▶ _What the exercise asks_
Repeat the entries below word for word, from the start of the entries through the line that contains "value-label: 74.79%: [1464, 391, 1549, 419]", with both ends included.
______
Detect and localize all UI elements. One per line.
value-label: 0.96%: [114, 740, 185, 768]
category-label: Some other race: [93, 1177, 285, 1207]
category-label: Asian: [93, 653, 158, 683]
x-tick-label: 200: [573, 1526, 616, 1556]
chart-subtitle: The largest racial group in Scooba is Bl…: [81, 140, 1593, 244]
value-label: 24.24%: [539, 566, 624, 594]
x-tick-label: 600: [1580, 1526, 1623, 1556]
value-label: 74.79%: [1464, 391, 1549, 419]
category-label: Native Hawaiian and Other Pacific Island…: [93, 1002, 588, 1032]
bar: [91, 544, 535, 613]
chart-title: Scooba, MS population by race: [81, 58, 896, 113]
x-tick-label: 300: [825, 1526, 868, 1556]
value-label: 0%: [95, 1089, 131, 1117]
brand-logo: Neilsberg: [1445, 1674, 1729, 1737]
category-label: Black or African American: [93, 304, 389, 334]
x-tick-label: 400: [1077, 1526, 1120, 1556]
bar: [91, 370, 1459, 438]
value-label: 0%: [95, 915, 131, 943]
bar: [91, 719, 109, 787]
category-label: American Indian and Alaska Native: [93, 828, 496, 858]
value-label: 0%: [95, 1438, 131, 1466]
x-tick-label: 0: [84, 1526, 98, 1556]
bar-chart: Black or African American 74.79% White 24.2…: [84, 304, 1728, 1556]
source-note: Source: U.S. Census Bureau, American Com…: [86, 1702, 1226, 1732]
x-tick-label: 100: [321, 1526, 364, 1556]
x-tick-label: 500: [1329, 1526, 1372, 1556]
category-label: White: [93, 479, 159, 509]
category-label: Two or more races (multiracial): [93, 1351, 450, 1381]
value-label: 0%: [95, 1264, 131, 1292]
______
▶ _The result_
Detect and localize all UI elements. One per line.
value-label: 0.96%: [114, 740, 185, 768]
category-label: Some other race: [93, 1177, 285, 1207]
category-label: Asian: [93, 653, 158, 683]
x-tick-label: 200: [573, 1526, 616, 1556]
chart-subtitle: The largest racial group in Scooba is Bl…: [81, 140, 1593, 244]
value-label: 24.24%: [539, 566, 624, 594]
x-tick-label: 600: [1580, 1526, 1623, 1556]
value-label: 74.79%: [1464, 391, 1549, 419]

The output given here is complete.